--- START ---
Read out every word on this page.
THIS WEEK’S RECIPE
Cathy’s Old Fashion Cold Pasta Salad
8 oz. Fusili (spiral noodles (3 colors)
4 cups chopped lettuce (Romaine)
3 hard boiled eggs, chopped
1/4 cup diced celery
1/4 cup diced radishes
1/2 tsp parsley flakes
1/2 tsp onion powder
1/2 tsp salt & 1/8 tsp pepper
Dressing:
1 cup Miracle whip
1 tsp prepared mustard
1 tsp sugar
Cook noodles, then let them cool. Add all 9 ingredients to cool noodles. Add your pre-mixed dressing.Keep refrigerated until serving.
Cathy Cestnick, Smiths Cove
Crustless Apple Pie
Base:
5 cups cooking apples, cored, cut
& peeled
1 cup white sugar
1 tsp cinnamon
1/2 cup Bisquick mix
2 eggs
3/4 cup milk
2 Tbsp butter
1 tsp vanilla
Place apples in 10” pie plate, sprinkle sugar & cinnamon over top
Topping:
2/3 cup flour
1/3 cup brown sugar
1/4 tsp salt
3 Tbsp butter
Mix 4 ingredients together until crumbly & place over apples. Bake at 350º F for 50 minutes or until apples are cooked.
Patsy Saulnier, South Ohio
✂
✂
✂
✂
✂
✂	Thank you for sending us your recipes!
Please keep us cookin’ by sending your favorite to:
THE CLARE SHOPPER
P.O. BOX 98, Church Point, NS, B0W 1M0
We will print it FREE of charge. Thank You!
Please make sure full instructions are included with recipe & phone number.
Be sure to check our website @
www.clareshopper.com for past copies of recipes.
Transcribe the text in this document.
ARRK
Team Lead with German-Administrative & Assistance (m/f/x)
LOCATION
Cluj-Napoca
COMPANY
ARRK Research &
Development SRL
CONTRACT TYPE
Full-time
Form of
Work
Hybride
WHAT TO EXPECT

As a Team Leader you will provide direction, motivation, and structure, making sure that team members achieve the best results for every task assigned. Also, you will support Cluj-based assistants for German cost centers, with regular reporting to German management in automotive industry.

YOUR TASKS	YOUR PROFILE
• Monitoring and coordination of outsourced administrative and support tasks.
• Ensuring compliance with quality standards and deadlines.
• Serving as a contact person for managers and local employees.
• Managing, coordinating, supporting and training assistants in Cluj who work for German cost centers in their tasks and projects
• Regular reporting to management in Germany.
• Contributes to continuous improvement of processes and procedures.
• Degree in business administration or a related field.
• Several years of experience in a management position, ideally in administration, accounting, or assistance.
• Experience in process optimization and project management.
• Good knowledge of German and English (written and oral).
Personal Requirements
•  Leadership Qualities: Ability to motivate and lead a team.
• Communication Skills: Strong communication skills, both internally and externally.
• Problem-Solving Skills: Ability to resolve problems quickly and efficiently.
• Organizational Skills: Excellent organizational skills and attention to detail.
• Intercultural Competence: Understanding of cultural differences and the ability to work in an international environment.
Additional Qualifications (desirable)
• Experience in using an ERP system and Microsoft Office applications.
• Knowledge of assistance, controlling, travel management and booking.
--- END ---
* _Description of the task_
Copy all of the material word for word.

* _In response_
Read out every word on this page.
THIS WEEK’S RECIPE
Cathy’s Old Fashion Cold Pasta Salad
8 oz. Fusili (spiral noodles (3 colors)
4 cups chopped lettuce (Romaine)
3 hard boiled eggs, chopped
1/4 cup diced celery
1/4 cup diced radishes
1/2 tsp parsley flakes
1/2 tsp onion powder
1/2 tsp salt & 1/8 tsp pepper
Dressing:
1 cup Miracle whip
1 tsp prepared mustard
1 tsp sugar
Cook noodles, then let them cool. Add all 9 ingredients to cool noodles. Add your pre-mixed dressing.Keep refrigerated until serving.
Cathy Cestnick, Smiths Cove
Crustless Apple Pie
Base:
5 cups cooking apples, cored, cut
& peeled
1 cup white sugar
1 tsp cinnamon
1/2 cup Bisquick mix
2 eggs
3/4 cup milk
2 Tbsp butter
1 tsp vanilla
Place apples in 10” pie plate, sprinkle sugar & cinnamon over top
Topping:
2/3 cup flour
1/3 cup brown sugar
1/4 tsp salt
3 Tbsp butter
Mix 4 ingredients together until crumbly & place over apples. Bake at 350º F for 50 minutes or until apples are cooked.
Patsy Saulnier, South Ohio
✂
✂
✂
✂
✂
✂	Thank you for sending us your recipes!
Please keep us cookin’ by sending your favorite to:
THE CLARE SHOPPER
P.O. BOX 98, Church Point, NS, B0W 1M0
We will print it FREE of charge. Thank You!
Please make sure full instructions are included with recipe & phone number.
Be sure to check our website @
www.clareshopper.com for past copies of recipes.
Transcribe the text in this document.
ARRK
Team Lead with German-Administrative & Assistance (m/f/x)
LOCATION
Cluj-Napoca
COMPANY
ARRK Research &
Development SRL
CONTRACT TYPE
Full-time
Form of
Work
Hybride
WHAT TO EXPECT

As a Team Leader you will provide direction, motivation, and structure, making sure that team members achieve the best results for every task assigned. Also, you will support Cluj-based assistants for German cost centers, with regular reporting to German management in automotive industry.

YOUR TASKS	YOUR PROFILE
• Monitoring and coordination of outsourced administrative and support tasks.
• Ensuring compliance with quality standards and deadlines.
• Serving as a contact person for managers and local employees.
• Managing, coordinating, supporting and training assistants in Cluj who work for German cost centers in their tasks and projects
• Regular reporting to management in Germany.
• Contributes to continuous improvement of processes and procedures.
• Degree in business administration or a related field.
• Several years of experience in a management position, ideally in administration, accounting, or assistance.
• Experience in process optimization and project management.
• Good knowledge of German and English (written and oral).
Personal Requirements
•  Leadership Qualities: Ability to motivate and lead a team.
• Communication Skills: Strong communication skills, both internally and externally.
• Problem-Solving Skills: Ability to resolve problems quickly and efficiently.
• Organizational Skills: Excellent organizational skills and attention to detail.
• Intercultural Competence: Understanding of cultural differences and the ability to work in an international environment.
Additional Qualifications (desirable)
• Experience in using an ERP system and Microsoft Office applications.
• Knowledge of assistance, controlling, travel management and booking.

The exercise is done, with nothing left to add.